Stated task:
Show only lines that include "name".

Exercise materials:
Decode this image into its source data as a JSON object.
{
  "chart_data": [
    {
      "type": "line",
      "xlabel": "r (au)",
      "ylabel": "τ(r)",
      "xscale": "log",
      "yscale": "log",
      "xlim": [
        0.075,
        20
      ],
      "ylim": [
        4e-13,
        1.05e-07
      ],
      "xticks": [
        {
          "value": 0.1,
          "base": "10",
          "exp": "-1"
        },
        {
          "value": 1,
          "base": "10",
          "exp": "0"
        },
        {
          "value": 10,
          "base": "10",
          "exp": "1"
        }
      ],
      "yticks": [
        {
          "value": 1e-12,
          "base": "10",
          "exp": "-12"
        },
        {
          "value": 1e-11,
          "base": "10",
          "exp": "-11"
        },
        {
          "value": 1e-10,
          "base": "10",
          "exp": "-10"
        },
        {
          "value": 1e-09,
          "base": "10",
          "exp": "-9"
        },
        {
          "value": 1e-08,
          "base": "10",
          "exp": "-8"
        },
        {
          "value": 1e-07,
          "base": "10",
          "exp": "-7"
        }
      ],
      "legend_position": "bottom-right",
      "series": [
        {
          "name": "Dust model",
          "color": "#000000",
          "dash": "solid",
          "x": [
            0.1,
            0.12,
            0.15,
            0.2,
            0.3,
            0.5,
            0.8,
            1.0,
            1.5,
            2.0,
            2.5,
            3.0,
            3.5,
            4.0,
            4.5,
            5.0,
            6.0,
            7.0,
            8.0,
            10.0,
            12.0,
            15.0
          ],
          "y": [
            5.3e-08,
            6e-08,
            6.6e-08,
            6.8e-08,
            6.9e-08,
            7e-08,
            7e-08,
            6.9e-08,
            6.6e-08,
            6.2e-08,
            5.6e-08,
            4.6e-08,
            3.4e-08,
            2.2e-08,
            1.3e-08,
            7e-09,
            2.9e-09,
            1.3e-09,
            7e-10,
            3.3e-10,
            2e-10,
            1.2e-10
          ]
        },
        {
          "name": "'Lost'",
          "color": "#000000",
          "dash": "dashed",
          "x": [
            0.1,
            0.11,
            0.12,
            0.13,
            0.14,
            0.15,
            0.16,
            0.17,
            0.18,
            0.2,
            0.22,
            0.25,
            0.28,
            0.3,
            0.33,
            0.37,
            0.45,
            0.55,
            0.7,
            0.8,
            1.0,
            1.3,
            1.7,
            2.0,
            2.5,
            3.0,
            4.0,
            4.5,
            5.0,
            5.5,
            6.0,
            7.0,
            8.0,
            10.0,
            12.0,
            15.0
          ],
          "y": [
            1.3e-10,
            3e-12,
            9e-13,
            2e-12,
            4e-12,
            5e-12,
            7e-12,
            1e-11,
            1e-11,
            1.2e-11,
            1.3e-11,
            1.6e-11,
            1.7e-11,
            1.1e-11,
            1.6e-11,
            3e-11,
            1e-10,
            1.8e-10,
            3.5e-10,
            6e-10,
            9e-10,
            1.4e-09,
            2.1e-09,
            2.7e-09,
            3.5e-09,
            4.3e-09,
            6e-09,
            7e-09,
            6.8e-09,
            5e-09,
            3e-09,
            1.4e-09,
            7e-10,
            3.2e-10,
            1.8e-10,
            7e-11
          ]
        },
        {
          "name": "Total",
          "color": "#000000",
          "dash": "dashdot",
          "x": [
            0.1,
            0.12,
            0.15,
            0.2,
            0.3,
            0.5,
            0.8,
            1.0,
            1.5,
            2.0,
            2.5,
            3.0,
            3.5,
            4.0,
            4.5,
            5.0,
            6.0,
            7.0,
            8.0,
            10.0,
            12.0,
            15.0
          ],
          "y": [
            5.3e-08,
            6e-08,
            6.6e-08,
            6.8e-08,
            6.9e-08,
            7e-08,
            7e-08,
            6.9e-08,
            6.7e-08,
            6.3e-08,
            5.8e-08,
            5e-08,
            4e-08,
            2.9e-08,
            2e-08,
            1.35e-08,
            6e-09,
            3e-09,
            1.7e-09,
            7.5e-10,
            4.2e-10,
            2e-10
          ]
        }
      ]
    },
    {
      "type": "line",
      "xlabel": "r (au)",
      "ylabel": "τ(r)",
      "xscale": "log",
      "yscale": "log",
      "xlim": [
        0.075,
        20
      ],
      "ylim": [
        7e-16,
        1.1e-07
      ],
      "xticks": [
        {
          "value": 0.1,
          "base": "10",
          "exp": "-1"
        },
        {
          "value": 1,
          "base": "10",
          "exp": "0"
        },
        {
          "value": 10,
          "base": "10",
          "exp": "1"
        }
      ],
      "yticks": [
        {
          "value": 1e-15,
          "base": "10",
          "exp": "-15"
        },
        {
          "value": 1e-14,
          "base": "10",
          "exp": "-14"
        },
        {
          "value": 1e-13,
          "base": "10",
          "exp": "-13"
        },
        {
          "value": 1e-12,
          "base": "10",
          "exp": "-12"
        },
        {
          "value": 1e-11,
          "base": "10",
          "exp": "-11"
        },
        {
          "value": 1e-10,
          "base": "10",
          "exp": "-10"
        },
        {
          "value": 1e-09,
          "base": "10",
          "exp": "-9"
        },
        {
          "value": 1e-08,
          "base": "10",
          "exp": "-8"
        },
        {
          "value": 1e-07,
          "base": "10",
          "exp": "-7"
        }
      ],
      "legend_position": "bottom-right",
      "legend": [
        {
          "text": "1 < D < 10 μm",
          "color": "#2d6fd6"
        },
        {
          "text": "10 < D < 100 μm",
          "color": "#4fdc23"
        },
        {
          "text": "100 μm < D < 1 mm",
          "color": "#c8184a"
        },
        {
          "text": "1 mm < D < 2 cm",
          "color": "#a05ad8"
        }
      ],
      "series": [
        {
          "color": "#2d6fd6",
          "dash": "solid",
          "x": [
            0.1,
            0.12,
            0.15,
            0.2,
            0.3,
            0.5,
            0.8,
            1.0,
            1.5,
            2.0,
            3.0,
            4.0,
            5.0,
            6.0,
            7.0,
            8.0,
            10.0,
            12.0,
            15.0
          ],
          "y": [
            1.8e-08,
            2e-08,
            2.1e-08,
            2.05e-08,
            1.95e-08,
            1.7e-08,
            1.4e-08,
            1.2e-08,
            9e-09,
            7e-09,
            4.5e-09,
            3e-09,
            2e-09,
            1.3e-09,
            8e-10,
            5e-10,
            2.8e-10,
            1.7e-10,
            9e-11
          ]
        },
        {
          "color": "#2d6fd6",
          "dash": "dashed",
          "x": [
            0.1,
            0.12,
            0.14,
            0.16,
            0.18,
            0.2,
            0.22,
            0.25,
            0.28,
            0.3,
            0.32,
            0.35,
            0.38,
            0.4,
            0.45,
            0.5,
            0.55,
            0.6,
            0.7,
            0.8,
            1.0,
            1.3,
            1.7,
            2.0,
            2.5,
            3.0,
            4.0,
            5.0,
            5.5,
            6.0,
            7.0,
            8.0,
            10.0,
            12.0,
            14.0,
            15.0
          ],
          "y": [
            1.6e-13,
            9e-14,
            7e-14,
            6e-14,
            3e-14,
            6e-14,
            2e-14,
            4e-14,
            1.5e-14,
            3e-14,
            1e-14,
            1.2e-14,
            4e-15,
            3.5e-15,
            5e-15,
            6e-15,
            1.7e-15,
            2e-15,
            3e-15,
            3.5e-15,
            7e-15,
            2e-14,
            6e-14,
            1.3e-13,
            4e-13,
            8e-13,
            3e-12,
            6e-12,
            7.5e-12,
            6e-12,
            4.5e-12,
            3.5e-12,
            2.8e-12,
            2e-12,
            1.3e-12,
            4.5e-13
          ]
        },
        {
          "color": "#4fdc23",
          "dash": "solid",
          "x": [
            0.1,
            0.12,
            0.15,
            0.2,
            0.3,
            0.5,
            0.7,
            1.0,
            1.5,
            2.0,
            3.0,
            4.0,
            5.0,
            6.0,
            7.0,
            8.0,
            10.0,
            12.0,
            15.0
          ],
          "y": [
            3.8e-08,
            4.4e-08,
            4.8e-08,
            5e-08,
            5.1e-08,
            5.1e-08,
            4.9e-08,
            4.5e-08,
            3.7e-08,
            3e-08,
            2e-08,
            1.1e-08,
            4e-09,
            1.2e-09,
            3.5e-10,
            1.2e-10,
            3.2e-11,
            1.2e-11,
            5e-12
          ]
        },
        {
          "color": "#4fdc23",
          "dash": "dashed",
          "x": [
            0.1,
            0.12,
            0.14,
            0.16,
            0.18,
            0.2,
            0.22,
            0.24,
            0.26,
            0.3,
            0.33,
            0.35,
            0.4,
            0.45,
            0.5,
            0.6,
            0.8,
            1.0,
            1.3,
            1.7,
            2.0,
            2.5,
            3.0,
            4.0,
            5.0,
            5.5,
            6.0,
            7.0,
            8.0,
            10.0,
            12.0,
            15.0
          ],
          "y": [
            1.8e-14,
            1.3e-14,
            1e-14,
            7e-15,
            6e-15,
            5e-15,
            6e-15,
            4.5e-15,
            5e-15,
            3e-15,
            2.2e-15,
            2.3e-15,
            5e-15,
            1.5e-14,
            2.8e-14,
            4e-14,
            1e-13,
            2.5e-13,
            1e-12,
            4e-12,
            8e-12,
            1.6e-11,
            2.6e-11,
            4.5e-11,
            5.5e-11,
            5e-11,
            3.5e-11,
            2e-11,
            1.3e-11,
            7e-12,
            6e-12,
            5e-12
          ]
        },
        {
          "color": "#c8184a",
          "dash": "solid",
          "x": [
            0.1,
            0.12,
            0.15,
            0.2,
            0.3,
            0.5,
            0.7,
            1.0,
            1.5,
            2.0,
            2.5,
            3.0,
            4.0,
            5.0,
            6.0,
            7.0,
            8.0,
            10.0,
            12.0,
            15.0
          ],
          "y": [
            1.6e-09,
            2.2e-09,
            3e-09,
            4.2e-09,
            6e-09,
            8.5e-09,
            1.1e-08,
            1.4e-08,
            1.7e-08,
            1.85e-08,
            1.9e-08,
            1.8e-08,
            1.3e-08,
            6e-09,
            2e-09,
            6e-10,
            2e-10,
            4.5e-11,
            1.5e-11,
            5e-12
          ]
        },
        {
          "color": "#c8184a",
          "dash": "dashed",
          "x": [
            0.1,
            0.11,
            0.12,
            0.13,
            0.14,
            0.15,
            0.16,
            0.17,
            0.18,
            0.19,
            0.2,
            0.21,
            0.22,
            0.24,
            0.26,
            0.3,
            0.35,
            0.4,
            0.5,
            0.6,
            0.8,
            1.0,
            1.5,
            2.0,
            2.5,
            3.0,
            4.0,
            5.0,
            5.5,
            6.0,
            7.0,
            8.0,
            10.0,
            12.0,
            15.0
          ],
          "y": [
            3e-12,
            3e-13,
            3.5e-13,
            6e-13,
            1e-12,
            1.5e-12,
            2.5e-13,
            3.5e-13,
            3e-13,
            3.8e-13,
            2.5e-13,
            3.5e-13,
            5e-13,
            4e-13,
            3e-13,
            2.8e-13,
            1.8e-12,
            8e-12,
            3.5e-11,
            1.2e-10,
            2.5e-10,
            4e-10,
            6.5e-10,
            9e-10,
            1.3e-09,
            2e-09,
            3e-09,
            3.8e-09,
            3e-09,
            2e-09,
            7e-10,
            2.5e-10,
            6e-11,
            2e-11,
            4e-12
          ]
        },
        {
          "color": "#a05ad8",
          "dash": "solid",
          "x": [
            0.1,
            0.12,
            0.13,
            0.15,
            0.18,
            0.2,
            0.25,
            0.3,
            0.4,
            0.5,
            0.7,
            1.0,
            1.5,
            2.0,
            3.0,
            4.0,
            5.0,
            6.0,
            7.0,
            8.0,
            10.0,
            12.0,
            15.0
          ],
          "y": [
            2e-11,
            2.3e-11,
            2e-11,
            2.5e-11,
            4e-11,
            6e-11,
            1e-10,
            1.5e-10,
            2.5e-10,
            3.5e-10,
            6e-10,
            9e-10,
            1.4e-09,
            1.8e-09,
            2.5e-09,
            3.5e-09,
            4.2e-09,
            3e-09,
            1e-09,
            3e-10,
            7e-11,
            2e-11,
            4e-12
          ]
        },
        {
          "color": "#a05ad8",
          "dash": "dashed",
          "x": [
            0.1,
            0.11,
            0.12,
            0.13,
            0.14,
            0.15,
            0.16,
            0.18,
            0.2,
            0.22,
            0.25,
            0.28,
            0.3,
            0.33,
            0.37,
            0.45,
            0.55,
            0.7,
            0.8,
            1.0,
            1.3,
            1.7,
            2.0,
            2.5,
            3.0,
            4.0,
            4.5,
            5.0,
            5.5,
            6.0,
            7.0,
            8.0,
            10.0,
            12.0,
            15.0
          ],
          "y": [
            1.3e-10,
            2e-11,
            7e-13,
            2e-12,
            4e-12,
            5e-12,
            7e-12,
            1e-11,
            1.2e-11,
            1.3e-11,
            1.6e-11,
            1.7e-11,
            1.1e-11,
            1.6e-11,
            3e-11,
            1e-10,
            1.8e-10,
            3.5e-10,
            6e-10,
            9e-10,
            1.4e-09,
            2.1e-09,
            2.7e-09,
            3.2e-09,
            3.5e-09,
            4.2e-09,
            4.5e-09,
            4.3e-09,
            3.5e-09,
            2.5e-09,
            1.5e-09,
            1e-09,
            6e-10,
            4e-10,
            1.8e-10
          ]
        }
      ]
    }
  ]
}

The output:
          "name": "Dust model",
          "name": "'Lost'",
          "name": "Total",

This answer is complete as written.